**Exercise:**
Copy out every line in which the string "Heliocentric" occurs.

**Data extract:**
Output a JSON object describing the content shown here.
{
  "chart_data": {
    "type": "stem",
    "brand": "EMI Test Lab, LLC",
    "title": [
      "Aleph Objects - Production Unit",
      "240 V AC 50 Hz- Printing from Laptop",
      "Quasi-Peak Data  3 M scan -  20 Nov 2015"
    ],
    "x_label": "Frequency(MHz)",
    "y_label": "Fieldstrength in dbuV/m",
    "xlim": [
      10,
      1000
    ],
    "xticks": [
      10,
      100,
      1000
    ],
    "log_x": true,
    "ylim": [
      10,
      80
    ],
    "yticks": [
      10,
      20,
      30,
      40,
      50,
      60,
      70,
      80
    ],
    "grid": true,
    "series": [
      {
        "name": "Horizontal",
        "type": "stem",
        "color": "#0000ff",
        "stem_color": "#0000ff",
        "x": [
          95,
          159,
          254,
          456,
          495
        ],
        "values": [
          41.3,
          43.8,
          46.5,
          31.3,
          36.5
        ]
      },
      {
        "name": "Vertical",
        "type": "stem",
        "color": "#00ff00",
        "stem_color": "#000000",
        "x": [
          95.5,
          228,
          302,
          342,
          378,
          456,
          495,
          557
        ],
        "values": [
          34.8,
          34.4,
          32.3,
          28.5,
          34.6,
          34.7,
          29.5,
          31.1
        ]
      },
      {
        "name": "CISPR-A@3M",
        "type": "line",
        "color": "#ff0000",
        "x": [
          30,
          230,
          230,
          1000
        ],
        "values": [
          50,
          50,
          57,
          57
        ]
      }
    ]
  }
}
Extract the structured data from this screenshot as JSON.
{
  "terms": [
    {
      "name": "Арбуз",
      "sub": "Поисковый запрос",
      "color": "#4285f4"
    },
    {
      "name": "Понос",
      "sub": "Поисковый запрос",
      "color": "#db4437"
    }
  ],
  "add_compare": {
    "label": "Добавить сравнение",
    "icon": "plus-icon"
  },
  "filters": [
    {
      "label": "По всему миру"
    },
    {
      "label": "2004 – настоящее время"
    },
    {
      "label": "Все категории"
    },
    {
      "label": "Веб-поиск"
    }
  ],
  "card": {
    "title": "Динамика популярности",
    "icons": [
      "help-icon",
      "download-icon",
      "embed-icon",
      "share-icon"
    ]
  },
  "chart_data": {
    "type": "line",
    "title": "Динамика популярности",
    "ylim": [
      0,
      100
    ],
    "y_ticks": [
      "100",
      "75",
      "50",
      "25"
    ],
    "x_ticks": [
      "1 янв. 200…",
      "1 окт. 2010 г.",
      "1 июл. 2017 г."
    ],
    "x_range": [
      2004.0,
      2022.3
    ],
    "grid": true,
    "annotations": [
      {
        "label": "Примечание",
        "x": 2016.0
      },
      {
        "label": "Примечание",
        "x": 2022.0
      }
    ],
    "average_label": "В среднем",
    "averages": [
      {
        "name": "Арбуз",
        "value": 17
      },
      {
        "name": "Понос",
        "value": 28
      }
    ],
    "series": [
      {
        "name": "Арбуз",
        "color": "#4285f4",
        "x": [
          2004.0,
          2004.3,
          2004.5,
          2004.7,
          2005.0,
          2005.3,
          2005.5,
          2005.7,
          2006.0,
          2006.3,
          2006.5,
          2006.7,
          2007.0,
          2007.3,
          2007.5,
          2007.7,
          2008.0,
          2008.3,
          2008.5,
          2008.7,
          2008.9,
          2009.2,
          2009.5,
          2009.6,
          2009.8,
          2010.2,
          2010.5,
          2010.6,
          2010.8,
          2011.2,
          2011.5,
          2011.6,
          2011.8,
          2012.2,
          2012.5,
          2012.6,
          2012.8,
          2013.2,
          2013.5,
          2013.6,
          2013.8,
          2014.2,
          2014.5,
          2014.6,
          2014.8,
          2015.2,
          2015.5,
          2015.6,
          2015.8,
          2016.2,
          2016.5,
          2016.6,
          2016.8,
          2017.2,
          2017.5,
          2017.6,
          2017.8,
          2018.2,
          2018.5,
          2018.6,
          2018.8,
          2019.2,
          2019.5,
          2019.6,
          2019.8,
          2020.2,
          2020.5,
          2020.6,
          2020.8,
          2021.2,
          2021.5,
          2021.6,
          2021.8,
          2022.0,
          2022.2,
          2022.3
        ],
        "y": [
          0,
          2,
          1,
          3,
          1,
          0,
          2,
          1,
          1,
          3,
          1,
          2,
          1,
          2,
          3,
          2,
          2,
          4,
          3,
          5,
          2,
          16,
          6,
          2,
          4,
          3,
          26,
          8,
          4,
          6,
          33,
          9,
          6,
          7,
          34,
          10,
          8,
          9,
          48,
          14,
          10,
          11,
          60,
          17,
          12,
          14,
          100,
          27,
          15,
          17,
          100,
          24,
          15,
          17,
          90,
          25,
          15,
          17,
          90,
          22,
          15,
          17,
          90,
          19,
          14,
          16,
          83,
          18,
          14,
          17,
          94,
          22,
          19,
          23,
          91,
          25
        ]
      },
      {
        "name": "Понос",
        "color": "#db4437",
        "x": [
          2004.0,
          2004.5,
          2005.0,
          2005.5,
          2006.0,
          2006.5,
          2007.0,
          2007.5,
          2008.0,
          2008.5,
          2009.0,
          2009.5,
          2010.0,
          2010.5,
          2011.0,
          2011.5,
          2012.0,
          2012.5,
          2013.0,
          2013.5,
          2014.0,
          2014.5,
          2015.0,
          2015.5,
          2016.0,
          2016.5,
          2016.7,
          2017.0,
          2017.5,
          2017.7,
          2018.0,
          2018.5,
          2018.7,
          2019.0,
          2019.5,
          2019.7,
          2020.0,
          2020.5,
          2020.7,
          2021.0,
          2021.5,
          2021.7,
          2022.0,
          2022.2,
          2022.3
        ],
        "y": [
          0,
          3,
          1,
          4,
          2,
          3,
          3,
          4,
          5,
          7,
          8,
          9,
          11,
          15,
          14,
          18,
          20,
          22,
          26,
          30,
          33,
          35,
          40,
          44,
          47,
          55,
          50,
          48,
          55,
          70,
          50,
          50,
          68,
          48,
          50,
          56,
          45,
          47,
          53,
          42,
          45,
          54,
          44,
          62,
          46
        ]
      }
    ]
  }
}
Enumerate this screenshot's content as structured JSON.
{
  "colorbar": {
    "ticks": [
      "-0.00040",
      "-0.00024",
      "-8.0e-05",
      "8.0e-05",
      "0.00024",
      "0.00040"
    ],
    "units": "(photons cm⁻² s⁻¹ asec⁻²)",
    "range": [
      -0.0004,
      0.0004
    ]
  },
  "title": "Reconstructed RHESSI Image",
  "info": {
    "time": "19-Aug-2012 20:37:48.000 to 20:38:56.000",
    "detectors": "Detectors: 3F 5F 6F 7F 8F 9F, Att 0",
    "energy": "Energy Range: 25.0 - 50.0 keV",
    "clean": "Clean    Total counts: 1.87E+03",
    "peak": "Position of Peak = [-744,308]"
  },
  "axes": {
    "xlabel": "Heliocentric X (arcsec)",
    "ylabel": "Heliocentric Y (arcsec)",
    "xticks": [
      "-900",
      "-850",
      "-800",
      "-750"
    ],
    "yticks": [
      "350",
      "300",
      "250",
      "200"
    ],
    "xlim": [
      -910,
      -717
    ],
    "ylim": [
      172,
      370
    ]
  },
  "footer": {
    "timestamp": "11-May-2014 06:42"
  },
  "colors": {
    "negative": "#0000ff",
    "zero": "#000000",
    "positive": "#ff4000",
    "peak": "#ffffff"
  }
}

**The solution:**
    "xlabel": "Heliocentric X (arcsec)",
    "ylabel": "Heliocentric Y (arcsec)",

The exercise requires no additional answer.